SELECTED EXTRACT:

W3C home > Mailing lists > Public > public-html-ig-zh@w3.org > April 2012

Re: 臺灣和香港Big5 HKSCS vs UAO分析和結論

From: Philip Jägenstedt <philipj@opera.com>
Date: Sun, 22 Apr 2012 11:05:33 +0200
To: "Yuan Chao" <yuanchao@gmail.com>
Cc: "Kang-Hao (Kenny) Lu" <kennyluck@csail.mit.edu>, "Chinese HTML Interest Group" <public-html-ig-zh@w3.org>
Message-ID: <op.wc5svjstsr6mfa@localhost.localdomain>
On Sun, 22 Apr 2012 02:23:12 +0200, Yuan Chao <yuanchao@gmail.com> wrote:

> On Sun, Apr 22, 2012 at 1:07 AM, Philip Jägenstedt <philipj@opera.com>  
> wrote:
>>> Unlike ISO-2022-JP which has a very clear states definition, Big5 has
>>> no error handling at all. (Just recall that Kenny was asking about
>>> this about a year ago on this ML.) A visible character is very useful
>>> instead of a fullwidth space, which just hides things away.
>> <http://dvcs.w3.org/hg/encoding/raw-file/tip/Overview.html#big5>  
>> defines the
>> error handling. However, it can probably be improved, see
>> <https://www.w3.org/Bugs/Public/show_bug.cgi?id=16771>.
> Wondering how this definition comes?

Anne specified something similar to other multi-byte encodings, I think.  
One main goal is to not consume following ASCII characters after an error,  
but as you can see the current solution can sometimes instead break a  
Chinese character following an error.

Saved data entries
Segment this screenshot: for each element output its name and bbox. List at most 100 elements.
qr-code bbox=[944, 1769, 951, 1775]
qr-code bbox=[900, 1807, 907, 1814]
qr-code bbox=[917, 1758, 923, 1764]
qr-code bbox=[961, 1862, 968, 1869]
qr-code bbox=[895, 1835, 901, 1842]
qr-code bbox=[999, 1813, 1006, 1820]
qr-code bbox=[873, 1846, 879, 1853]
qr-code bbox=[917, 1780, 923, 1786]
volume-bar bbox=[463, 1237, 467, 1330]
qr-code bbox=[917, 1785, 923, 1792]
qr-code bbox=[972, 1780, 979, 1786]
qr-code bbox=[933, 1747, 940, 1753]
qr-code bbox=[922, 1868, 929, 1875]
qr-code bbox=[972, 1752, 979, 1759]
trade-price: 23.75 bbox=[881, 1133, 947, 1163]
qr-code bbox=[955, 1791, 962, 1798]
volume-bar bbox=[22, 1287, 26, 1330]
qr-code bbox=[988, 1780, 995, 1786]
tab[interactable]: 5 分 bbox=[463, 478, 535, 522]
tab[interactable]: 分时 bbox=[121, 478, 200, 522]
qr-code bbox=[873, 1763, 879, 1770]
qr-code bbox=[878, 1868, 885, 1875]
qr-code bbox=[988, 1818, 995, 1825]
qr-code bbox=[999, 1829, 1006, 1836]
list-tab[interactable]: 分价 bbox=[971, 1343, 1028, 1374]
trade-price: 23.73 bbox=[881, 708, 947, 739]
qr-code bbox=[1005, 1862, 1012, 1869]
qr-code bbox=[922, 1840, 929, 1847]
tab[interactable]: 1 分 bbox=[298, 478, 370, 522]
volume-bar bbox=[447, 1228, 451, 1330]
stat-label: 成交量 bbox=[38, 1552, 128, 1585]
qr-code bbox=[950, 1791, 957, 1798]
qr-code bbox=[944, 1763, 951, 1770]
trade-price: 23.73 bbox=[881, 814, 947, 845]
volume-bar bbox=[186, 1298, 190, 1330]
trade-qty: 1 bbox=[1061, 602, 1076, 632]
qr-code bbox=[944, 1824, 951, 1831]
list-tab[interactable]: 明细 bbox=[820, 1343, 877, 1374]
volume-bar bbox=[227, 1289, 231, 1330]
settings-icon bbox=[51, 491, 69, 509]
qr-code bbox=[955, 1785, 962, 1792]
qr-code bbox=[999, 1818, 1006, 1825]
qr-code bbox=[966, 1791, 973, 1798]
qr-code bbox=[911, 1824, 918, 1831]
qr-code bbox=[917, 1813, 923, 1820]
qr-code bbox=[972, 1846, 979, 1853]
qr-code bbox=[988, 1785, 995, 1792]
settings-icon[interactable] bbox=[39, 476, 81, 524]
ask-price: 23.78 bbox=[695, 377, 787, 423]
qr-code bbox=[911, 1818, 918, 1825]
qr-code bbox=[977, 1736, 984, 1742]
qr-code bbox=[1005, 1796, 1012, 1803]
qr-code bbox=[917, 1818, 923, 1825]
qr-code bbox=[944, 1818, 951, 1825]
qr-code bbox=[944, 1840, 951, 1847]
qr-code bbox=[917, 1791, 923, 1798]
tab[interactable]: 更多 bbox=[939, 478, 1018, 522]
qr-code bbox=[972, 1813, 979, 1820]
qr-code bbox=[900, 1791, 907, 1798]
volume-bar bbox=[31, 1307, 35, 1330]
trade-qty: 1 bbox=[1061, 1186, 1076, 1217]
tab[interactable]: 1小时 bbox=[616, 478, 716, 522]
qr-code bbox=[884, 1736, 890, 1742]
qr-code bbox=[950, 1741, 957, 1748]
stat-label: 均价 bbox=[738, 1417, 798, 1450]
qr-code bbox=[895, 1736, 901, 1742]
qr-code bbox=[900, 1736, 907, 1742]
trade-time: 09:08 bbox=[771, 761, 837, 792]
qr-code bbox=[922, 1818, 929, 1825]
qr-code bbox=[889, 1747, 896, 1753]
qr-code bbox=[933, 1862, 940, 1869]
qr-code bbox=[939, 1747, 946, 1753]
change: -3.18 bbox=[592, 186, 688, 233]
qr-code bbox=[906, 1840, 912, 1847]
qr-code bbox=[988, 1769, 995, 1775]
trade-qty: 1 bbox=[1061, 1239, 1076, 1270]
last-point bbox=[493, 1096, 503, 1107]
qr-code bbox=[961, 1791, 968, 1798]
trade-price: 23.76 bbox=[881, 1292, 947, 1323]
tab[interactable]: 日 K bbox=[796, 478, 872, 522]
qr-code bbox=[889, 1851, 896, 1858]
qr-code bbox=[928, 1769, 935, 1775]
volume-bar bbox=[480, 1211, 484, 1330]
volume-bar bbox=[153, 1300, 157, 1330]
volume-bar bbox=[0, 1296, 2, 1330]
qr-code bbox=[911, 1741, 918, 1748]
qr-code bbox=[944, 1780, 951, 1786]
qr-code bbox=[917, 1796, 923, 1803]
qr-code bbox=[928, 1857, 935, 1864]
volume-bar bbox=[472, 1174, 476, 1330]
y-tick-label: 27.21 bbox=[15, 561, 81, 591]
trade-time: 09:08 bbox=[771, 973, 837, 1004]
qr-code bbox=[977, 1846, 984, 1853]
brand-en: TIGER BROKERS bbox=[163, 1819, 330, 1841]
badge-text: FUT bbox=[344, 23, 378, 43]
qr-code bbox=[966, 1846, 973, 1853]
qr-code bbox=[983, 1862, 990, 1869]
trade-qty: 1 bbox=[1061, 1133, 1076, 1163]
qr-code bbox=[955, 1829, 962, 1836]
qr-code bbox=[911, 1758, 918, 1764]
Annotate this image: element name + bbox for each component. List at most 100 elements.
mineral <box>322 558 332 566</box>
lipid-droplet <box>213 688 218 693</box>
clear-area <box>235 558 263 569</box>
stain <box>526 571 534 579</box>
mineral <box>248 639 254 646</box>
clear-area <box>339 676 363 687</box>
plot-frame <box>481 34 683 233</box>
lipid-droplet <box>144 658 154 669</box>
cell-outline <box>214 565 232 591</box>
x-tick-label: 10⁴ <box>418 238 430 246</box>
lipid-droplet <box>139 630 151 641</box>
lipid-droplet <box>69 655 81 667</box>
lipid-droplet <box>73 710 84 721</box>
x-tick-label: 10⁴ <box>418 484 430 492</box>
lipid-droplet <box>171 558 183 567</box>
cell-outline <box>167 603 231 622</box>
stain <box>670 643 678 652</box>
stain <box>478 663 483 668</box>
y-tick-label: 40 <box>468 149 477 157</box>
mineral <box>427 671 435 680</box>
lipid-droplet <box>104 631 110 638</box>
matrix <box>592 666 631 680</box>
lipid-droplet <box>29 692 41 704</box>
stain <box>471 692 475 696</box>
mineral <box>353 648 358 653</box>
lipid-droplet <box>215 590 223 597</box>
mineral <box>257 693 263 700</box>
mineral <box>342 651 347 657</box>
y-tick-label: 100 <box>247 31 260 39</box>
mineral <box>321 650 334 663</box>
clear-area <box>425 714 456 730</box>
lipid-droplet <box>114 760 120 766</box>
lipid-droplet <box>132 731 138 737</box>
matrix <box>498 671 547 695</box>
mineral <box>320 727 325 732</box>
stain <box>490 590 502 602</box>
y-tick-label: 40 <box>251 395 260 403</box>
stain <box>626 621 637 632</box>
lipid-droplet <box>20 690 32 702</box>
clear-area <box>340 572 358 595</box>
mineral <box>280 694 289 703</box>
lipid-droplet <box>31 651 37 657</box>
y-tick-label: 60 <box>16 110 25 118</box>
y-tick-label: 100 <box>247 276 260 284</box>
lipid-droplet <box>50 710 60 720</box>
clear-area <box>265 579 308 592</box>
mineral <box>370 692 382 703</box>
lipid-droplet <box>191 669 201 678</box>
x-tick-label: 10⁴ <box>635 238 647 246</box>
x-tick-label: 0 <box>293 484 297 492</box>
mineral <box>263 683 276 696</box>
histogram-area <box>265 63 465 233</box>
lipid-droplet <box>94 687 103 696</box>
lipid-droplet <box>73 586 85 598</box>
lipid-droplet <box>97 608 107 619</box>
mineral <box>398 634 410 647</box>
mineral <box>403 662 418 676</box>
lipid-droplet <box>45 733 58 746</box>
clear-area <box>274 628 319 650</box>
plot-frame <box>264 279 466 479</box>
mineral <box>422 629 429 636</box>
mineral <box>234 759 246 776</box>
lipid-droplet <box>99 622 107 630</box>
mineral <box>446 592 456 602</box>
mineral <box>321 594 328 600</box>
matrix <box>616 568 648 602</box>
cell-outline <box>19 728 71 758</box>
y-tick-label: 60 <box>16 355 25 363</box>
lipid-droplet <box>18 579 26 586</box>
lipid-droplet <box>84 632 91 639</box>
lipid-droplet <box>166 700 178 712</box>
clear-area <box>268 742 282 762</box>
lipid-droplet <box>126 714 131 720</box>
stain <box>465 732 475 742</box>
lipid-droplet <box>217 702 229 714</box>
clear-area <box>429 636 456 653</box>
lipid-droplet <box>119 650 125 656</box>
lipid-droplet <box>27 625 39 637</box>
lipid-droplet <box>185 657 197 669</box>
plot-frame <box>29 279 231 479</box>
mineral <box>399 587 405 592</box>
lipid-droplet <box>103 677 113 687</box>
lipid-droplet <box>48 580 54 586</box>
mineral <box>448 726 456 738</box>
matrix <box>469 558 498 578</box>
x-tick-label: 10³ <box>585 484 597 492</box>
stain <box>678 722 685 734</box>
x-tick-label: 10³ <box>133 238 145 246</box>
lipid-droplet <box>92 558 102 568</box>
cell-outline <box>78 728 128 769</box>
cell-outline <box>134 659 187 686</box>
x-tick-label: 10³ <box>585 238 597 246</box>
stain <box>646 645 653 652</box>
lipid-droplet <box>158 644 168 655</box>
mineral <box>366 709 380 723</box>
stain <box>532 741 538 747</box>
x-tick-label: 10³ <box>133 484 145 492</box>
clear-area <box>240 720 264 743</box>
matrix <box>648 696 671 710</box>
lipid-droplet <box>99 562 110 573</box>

JOB:
Continue the mailing list reply about Big5 error handling, picking up right after its last sentence.

TASK ANSWER:
> http://lists.w3.org/Archives/Public/public-html-ig-zh/2011Aug/0052.html

> I didn't see any reply to Kenny's request since.

I didn't see that at the time, but it seems like the new spec should  
address this. I suggest discussing the error handling of Big5 in the bug I  
filed, input from someone with more experience would be helpful.

> For people starts using big5 since the DOS era, one should be used to
> the garbled characters due to conflicts with (ext.) ASCII control
> codes and tables. This is the "feature" of big5. hahaha... Also a good
> "error message".
>> How U+FFFD is rendered appears to be a font issue, I presume you don't  
>> mean
>> that random incorrect characters is preferable.
> The current solution seems to take all PAU as error. I don't prefer it.

The mapping in the spec doesn't use any PUA code points, are you  
suggesting that it should?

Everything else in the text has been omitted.